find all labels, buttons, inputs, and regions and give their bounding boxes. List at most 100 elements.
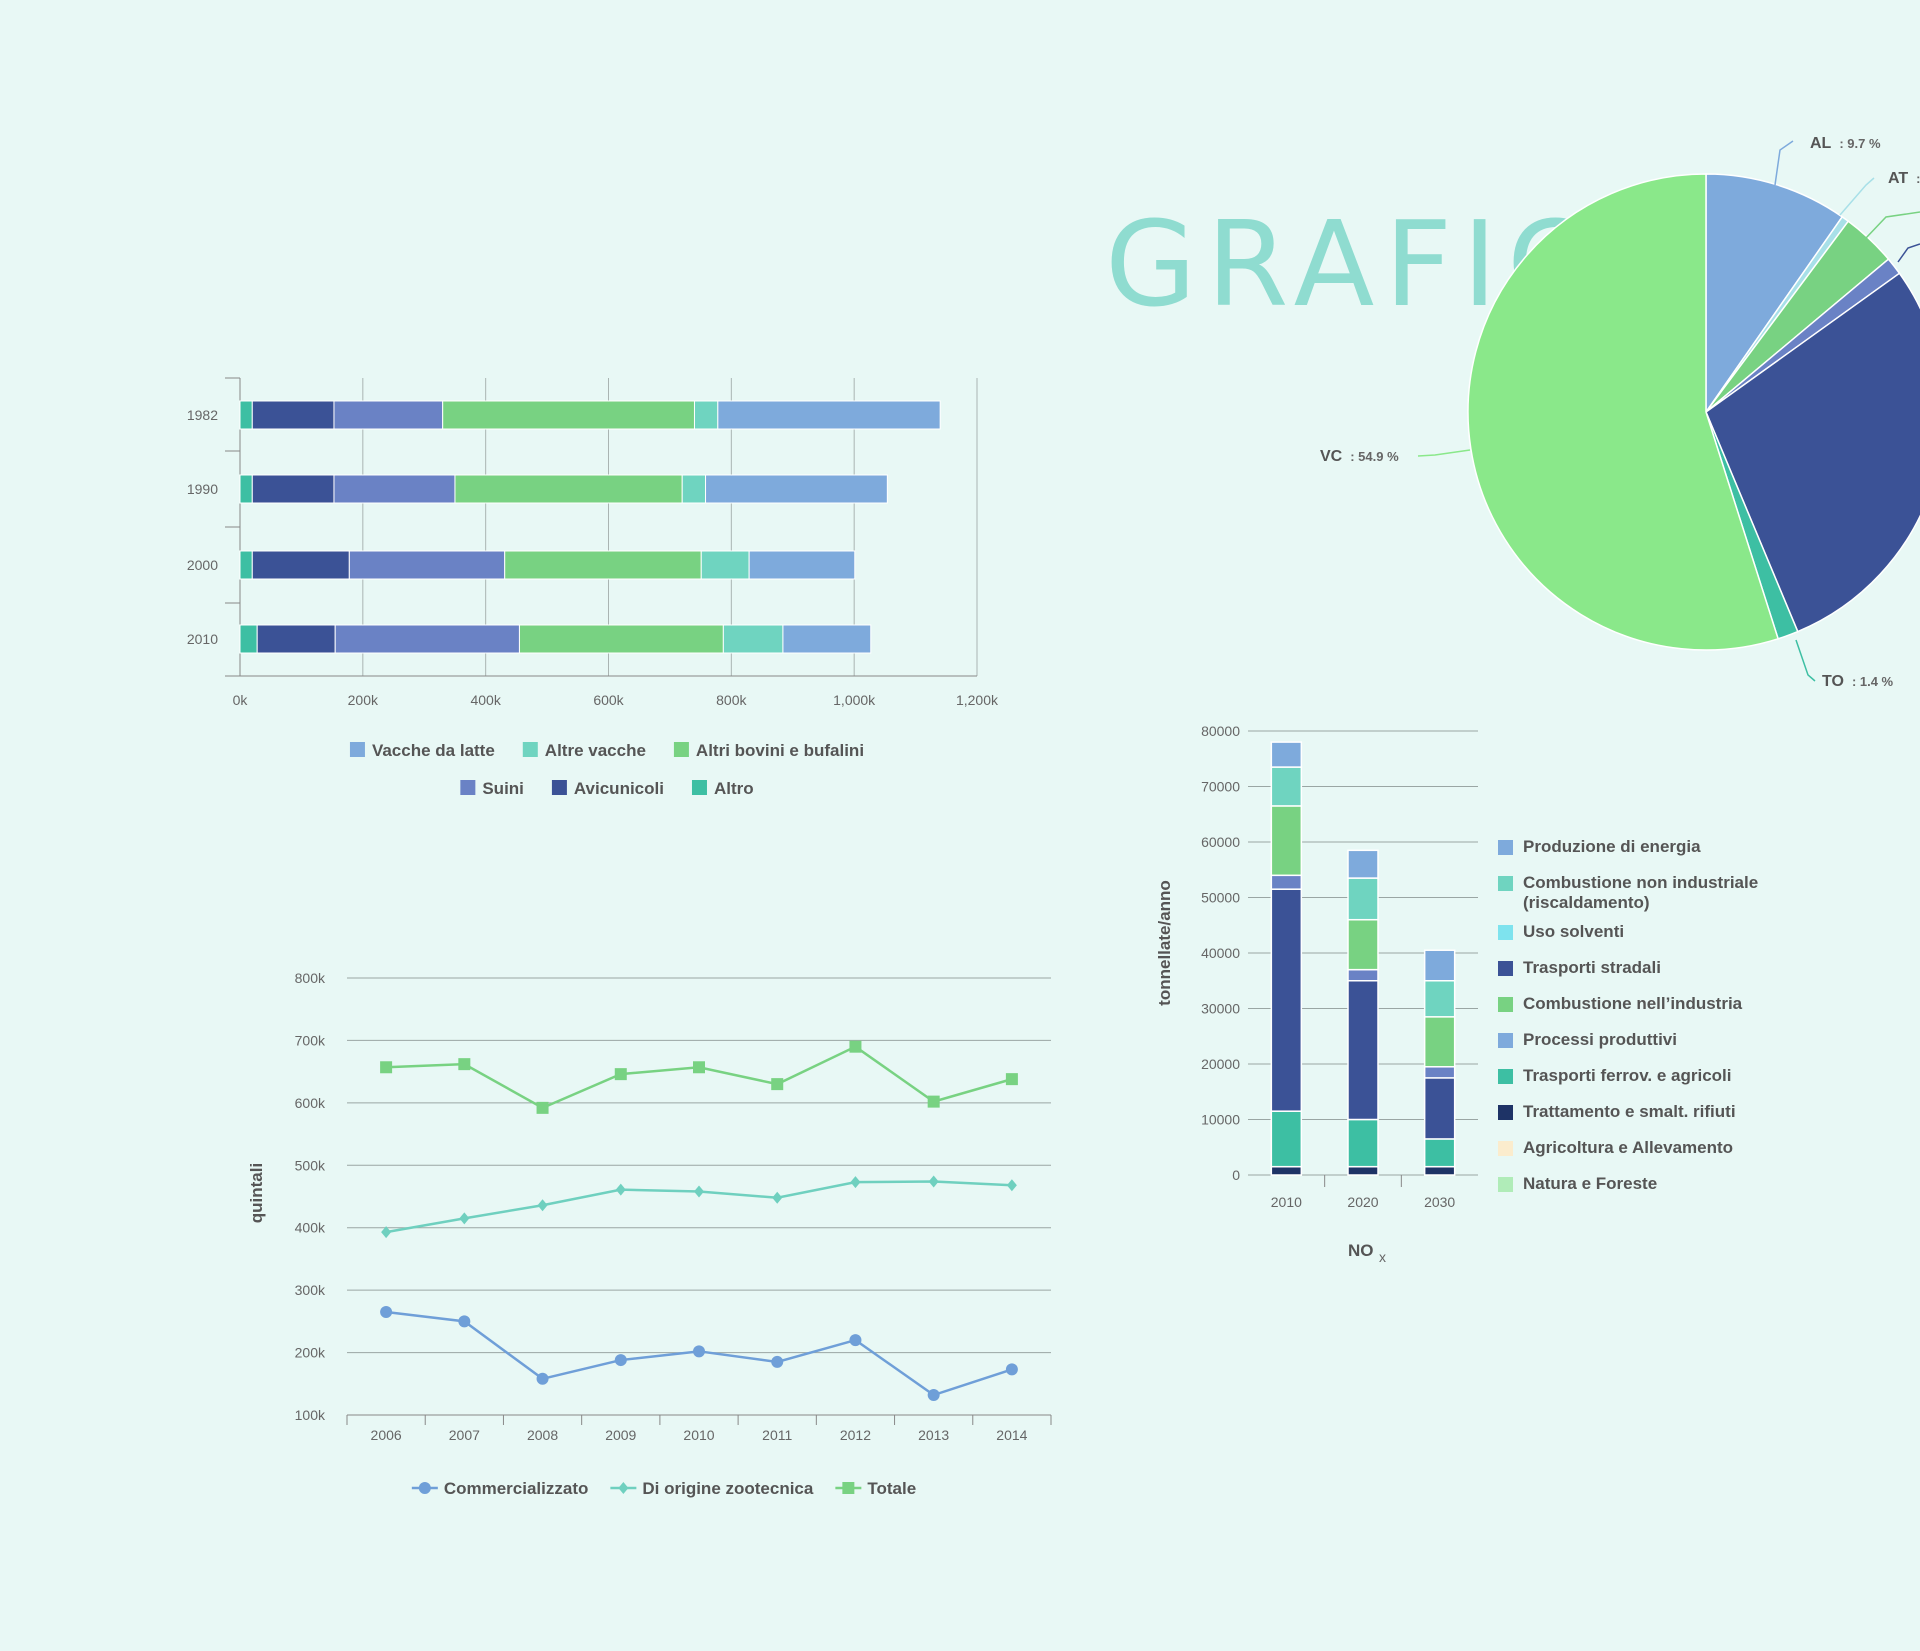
y-tick-label: 500k — [295, 1157, 326, 1173]
pie-slice-value: : 54.9 % — [1350, 449, 1399, 464]
y-category-label: 1982 — [187, 407, 218, 423]
pie-slice-value: : — [1916, 171, 1920, 186]
bar-segment — [717, 400, 941, 430]
legend-swatch — [1498, 1141, 1513, 1156]
legend-label: Uso solventi — [1523, 922, 1624, 941]
production-line-chart: 100k 200k 300k 400k 500k 600k 700k 800k 2006 2007… — [247, 970, 1052, 1498]
pie-leader-line — [1897, 243, 1920, 263]
legend-label: Combustione nell’industria — [1523, 994, 1743, 1013]
legend-label: Processi produttivi — [1523, 1030, 1677, 1049]
legend-swatch — [551, 780, 567, 795]
bar-segment — [1347, 918, 1379, 971]
y-tick-label: 200k — [295, 1345, 326, 1361]
data-point — [693, 1345, 705, 1358]
data-point — [1005, 1073, 1018, 1086]
data-point — [536, 1101, 549, 1114]
data-point — [927, 1389, 940, 1402]
pie-slice — [1705, 173, 1844, 415]
data-point — [850, 1176, 861, 1189]
pie-leader-line — [1865, 211, 1920, 239]
x-axis-title: NO — [1348, 1241, 1374, 1260]
bar-segment — [239, 474, 253, 504]
bar-segment — [348, 550, 506, 580]
x-tick-label: 1,000k — [833, 692, 876, 708]
legend-label: Suini — [482, 779, 524, 798]
legend-label: Combustione non industriale — [1523, 873, 1758, 892]
legend-swatch — [1498, 840, 1513, 855]
x-tick-label: 2007 — [449, 1427, 480, 1443]
x-tick-label: 2012 — [840, 1427, 871, 1443]
data-point — [849, 1334, 862, 1347]
x-tick-label: 2008 — [527, 1427, 558, 1443]
x-tick-label: 2030 — [1424, 1194, 1455, 1210]
bar-segment — [1347, 1165, 1379, 1176]
legend-swatch — [691, 780, 707, 795]
pie-leader-line — [1795, 639, 1816, 682]
legend-label: Vacche da latte — [372, 741, 495, 760]
pie-slice-label: AL: 9.7 % — [1810, 135, 1881, 152]
legend-swatch — [673, 742, 689, 757]
pie-slice-label: AT: — [1888, 170, 1920, 187]
data-point — [772, 1191, 783, 1204]
y-tick-label: 600k — [295, 1095, 326, 1111]
pie-leader-line — [1417, 449, 1471, 457]
bar-segment — [251, 400, 335, 430]
data-point — [771, 1078, 784, 1091]
pie-leader-line — [1839, 177, 1875, 216]
legend-swatch — [522, 742, 538, 757]
legend-label: Altri bovini e bufalini — [696, 741, 864, 760]
x-tick-label: 2011 — [762, 1427, 792, 1443]
legend-label: Commercializzato — [444, 1479, 589, 1498]
data-point — [614, 1068, 627, 1081]
bar-segment — [1270, 1165, 1303, 1176]
data-point — [1005, 1363, 1018, 1376]
bar-segment — [1423, 1165, 1456, 1176]
bar-segment — [700, 550, 750, 580]
bar-segment — [1423, 980, 1456, 1018]
data-point — [927, 1095, 940, 1108]
y-axis-title: tonnellate/anno — [1155, 880, 1174, 1006]
data-point — [458, 1315, 471, 1328]
data-point — [614, 1354, 627, 1367]
bar-segment — [251, 550, 350, 580]
legend-label: Produzione di energia — [1523, 837, 1701, 856]
bar-segment — [1423, 1066, 1456, 1079]
bar-segment — [748, 550, 856, 580]
bar-segment — [239, 400, 253, 430]
data-point — [537, 1199, 548, 1212]
y-tick-label: 800k — [295, 970, 326, 986]
bar-segment — [333, 474, 456, 504]
x-tick-label: 200k — [348, 692, 379, 708]
x-tick-label: 2006 — [371, 1427, 402, 1443]
legend-marker — [418, 1482, 431, 1494]
bar-segment — [251, 474, 335, 504]
y-tick-label: 80000 — [1201, 723, 1240, 739]
legend-marker — [842, 1482, 855, 1494]
data-point — [458, 1058, 471, 1071]
y-tick-label: 20000 — [1201, 1056, 1240, 1072]
x-axis-title-subscript: x — [1379, 1249, 1386, 1265]
pie-slice-value: : 9.7 % — [1839, 136, 1881, 151]
legend-label: Trasporti stradali — [1523, 958, 1661, 977]
y-tick-label: 400k — [295, 1220, 326, 1236]
x-tick-label: 2014 — [996, 1427, 1027, 1443]
pie-slice-label: VC: 54.9 % — [1320, 448, 1399, 465]
data-point — [693, 1061, 705, 1074]
bar-segment — [333, 400, 444, 430]
bar-segment — [1423, 1016, 1456, 1068]
data-point — [381, 1226, 392, 1239]
x-tick-label: 600k — [593, 692, 624, 708]
bar-segment — [782, 624, 872, 654]
bar-segment — [1423, 949, 1456, 982]
y-tick-label: 30000 — [1201, 1001, 1240, 1017]
bar-segment — [1347, 980, 1379, 1121]
data-point — [615, 1183, 626, 1196]
series-line — [386, 1045, 1013, 1110]
bar-segment — [239, 624, 258, 654]
data-point — [928, 1175, 939, 1188]
nox-stacked-bar-chart: 0 10000 20000 30000 40000 50000 60000 70000 8000… — [1155, 723, 1758, 1265]
bar-segment — [1347, 1118, 1379, 1168]
y-category-label: 1990 — [187, 481, 218, 497]
bar-segment — [1347, 968, 1379, 982]
y-tick-label: 60000 — [1201, 834, 1240, 850]
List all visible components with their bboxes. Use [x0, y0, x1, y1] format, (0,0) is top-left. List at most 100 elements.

•••••

- **Set task**
Reproduce the records verbatim, starting at the line containing "y-tick-label: 500k — [295, 1157, 326, 1173]" and ending at the line containing "legend-swatch — [551, 780, 567, 795]", with both of those lines included.

- **Complete answer**
y-tick-label: 500k — [295, 1157, 326, 1173]
pie-slice-value: : 54.9 % — [1350, 449, 1399, 464]
y-category-label: 1982 — [187, 407, 218, 423]
pie-slice-value: : — [1916, 171, 1920, 186]
bar-segment — [717, 400, 941, 430]
legend-swatch — [1498, 1141, 1513, 1156]
legend-label: Uso solventi — [1523, 922, 1624, 941]
production-line-chart: 100k 200k 300k 400k 500k 600k 700k 800k 2006 2007… — [247, 970, 1052, 1498]
pie-leader-line — [1897, 243, 1920, 263]
legend-label: Combustione nell’industria — [1523, 994, 1743, 1013]
legend-label: Processi produttivi — [1523, 1030, 1677, 1049]
legend-swatch — [551, 780, 567, 795]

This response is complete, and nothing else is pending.